— What is expected —
Pictures stay out of the copy; set down each line of the listing below exactly.
■ ■ ■ ■ ■
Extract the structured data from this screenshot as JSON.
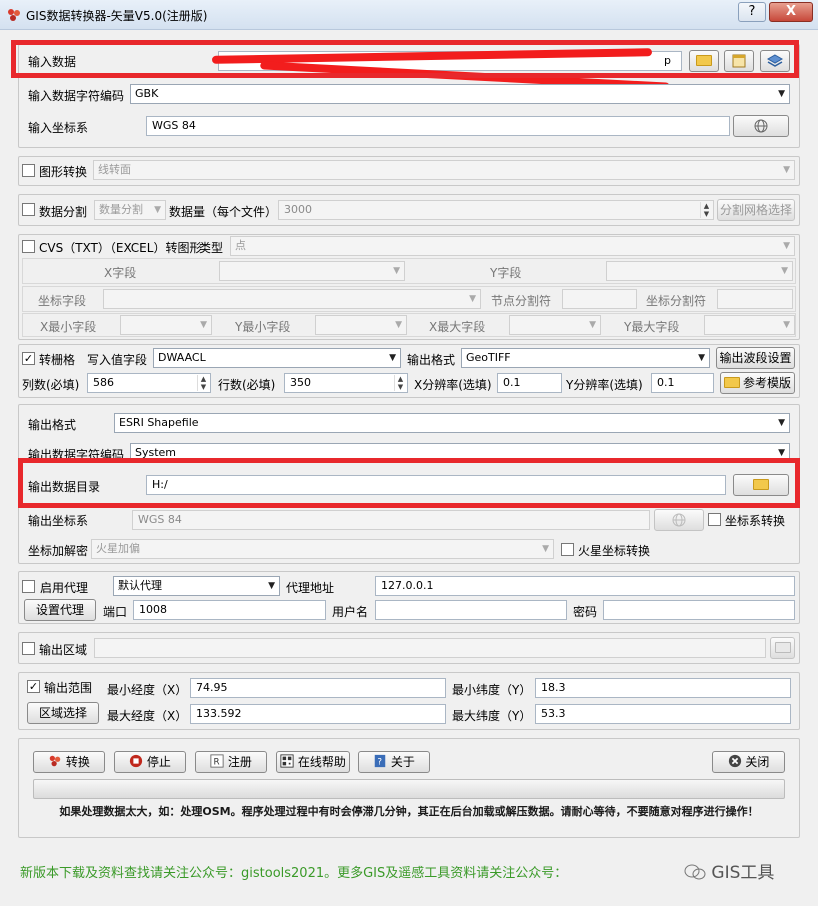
{
  "window": {
    "title": "GIS数据转换器-矢量V5.0(注册版)",
    "help_btn": "?",
    "close_btn": "X"
  },
  "input": {
    "data_label": "输入数据",
    "data_value_tail": "p",
    "encoding_label": "输入数据字符编码",
    "encoding_value": "GBK",
    "crs_label": "输入坐标系",
    "crs_value": "WGS 84"
  },
  "shape_convert": {
    "label": "图形转换",
    "checked": false,
    "mode": "线转面"
  },
  "split": {
    "label": "数据分割",
    "checked": false,
    "mode": "数量分割",
    "count_label": "数据量（每个文件）",
    "count_value": "3000",
    "grid_button": "分割网格选择"
  },
  "csv": {
    "label": "CVS（TXT）（EXCEL）转图形",
    "checked": false,
    "type_label": "类型",
    "type_value": "点",
    "x_field": "X字段",
    "y_field": "Y字段",
    "coord_field": "坐标字段",
    "node_sep": "节点分割符",
    "coord_sep": "坐标分割符",
    "xmin_field": "X最小字段",
    "ymin_field": "Y最小字段",
    "xmax_field": "X最大字段",
    "ymax_field": "Y最大字段"
  },
  "raster": {
    "label": "转栅格",
    "checked": true,
    "write_field_label": "写入值字段",
    "write_field_value": "DWAACL",
    "format_label": "输出格式",
    "format_value": "GeoTIFF",
    "band_button": "输出波段设置",
    "cols_label": "列数(必填)",
    "cols_value": "586",
    "rows_label": "行数(必填)",
    "rows_value": "350",
    "xres_label": "X分辨率(选填)",
    "xres_value": "0.1",
    "yres_label": "Y分辨率(选填)",
    "yres_value": "0.1",
    "template_button": "参考模版"
  },
  "output": {
    "format_label": "输出格式",
    "format_value": "ESRI Shapefile",
    "encoding_label": "输出数据字符编码",
    "encoding_value": "System",
    "dir_label": "输出数据目录",
    "dir_value": "H:/",
    "crs_label": "输出坐标系",
    "crs_value": "WGS 84",
    "crs_convert_label": "坐标系转换",
    "encrypt_label": "坐标加解密",
    "encrypt_value": "火星加偏",
    "mars_label": "火星坐标转换"
  },
  "proxy": {
    "enable_label": "启用代理",
    "mode_value": "默认代理",
    "address_label": "代理地址",
    "address_value": "127.0.0.1",
    "set_button": "设置代理",
    "port_label": "端口",
    "port_value": "1008",
    "user_label": "用户名",
    "user_value": "",
    "password_label": "密码",
    "password_value": ""
  },
  "region": {
    "label": "输出区域",
    "value": ""
  },
  "extent": {
    "label": "输出范围",
    "checked": true,
    "select_button": "区域选择",
    "min_lon_label": "最小经度（X）",
    "min_lon_value": "74.95",
    "min_lat_label": "最小纬度（Y）",
    "min_lat_value": "18.3",
    "max_lon_label": "最大经度（X）",
    "max_lon_value": "133.592",
    "max_lat_label": "最大纬度（Y）",
    "max_lat_value": "53.3"
  },
  "actions": {
    "convert": "转换",
    "stop": "停止",
    "register": "注册",
    "help": "在线帮助",
    "about": "关于",
    "close": "关闭"
  },
  "notice": "如果处理数据太大，如：处理OSM。程序处理过程中有时会停滞几分钟，其正在后台加载或解压数据。请耐心等待，不要随意对程序进行操作！",
  "footer": {
    "text": "新版本下载及资料查找请关注公众号：gistools2021。更多GIS及遥感工具资料请关注公众号：",
    "watermark": "GIS工具"
  },
  "colors": {
    "highlight": "#e8282c",
    "footer_text": "#3a9a28"
  }
}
■ ■ ■ ■ ■
— Exercise solution —
Extract the structured data from this screenshot as JSON.
{
  "window": {
    "title": "GIS数据转换器-矢量V5.0(注册版)",
    "help_btn": "?",
    "close_btn": "X"
  },
  "input": {
    "data_label": "输入数据",
    "data_value_tail": "p",
    "encoding_label": "输入数据字符编码",
    "encoding_value": "GBK",
    "crs_label": "输入坐标系",
    "crs_value": "WGS 84"
  },
  "shape_convert": {
    "label": "图形转换",
    "checked": false,
    "mode": "线转面"
  },
  "split": {
    "label": "数据分割",
    "checked": false,
    "mode": "数量分割",
    "count_label": "数据量（每个文件）",
    "count_value": "3000",
    "grid_button": "分割网格选择"
  },
  "csv": {
    "label": "CVS（TXT）（EXCEL）转图形",
    "checked": false,
    "type_label": "类型",
    "type_value": "点",
    "x_field": "X字段",
    "y_field": "Y字段",
    "coord_field": "坐标字段",
    "node_sep": "节点分割符",
    "coord_sep": "坐标分割符",
    "xmin_field": "X最小字段",
    "ymin_field": "Y最小字段",
    "xmax_field": "X最大字段",
    "ymax_field": "Y最大字段"
  },
  "raster": {
    "label": "转栅格",
    "checked": true,
    "write_field_label": "写入值字段",
    "write_field_value": "DWAACL",
    "format_label": "输出格式",
    "format_value": "GeoTIFF",
    "band_button": "输出波段设置",
    "cols_label": "列数(必填)",
    "cols_value": "586",
    "rows_label": "行数(必填)",
    "rows_value": "350",
    "xres_label": "X分辨率(选填)",
    "xres_value": "0.1",
    "yres_label": "Y分辨率(选填)",
    "yres_value": "0.1",
    "template_button": "参考模版"
  },
  "output": {
    "format_label": "输出格式",
    "format_value": "ESRI Shapefile",
    "encoding_label": "输出数据字符编码",
    "encoding_value": "System",
    "dir_label": "输出数据目录",
    "dir_value": "H:/",
    "crs_label": "输出坐标系",
    "crs_value": "WGS 84",
    "crs_convert_label": "坐标系转换",
    "encrypt_label": "坐标加解密",
    "encrypt_value": "火星加偏",
    "mars_label": "火星坐标转换"
  },
  "proxy": {
    "enable_label": "启用代理",
    "mode_value": "默认代理",
    "address_label": "代理地址",
    "address_value": "127.0.0.1",
    "set_button": "设置代理",
    "port_label": "端口",
    "port_value": "1008",
    "user_label": "用户名",
    "user_value": "",
    "password_label": "密码",
    "password_value": ""
  },
  "region": {
    "label": "输出区域",
    "value": ""
  },
  "extent": {
    "label": "输出范围",
    "checked": true,
    "select_button": "区域选择",
    "min_lon_label": "最小经度（X）",
    "min_lon_value": "74.95",
    "min_lat_label": "最小纬度（Y）",
    "min_lat_value": "18.3",
    "max_lon_label": "最大经度（X）",
    "max_lon_value": "133.592",
    "max_lat_label": "最大纬度（Y）",
    "max_lat_value": "53.3"
  },
  "actions": {
    "convert": "转换",
    "stop": "停止",
    "register": "注册",
    "help": "在线帮助",
    "about": "关于",
    "close": "关闭"
  },
  "notice": "如果处理数据太大，如：处理OSM。程序处理过程中有时会停滞几分钟，其正在后台加载或解压数据。请耐心等待，不要随意对程序进行操作！",
  "footer": {
    "text": "新版本下载及资料查找请关注公众号：gistools2021。更多GIS及遥感工具资料请关注公众号：",
    "watermark": "GIS工具"
  },
  "colors": {
    "highlight": "#e8282c",
    "footer_text": "#3a9a28"
  }
}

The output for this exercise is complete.